— start TASK DATA —

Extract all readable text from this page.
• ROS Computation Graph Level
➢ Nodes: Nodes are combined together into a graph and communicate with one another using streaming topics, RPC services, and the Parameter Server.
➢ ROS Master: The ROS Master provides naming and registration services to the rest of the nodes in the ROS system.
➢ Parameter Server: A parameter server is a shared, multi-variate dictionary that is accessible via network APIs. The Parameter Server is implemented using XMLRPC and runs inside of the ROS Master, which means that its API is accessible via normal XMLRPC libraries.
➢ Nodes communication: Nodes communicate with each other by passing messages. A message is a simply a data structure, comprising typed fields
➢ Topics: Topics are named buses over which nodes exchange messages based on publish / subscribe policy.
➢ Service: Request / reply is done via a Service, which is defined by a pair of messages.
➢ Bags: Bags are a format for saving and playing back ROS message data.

— end TASK DATA —

— TASK DIRECTIONS —
Extract all lines containing the word "which".

— FULL OUTPUT —
➢ Parameter Server: A parameter server is a shared, multi-variate dictionary that is accessible via network APIs. The Parameter Server is implemented using XMLRPC and runs inside of the ROS Master, which means that its API is accessible via normal XMLRPC libraries.
➢ Topics: Topics are named buses over which nodes exchange messages based on publish / subscribe policy.
➢ Service: Request / reply is done via a Service, which is defined by a pair of messages.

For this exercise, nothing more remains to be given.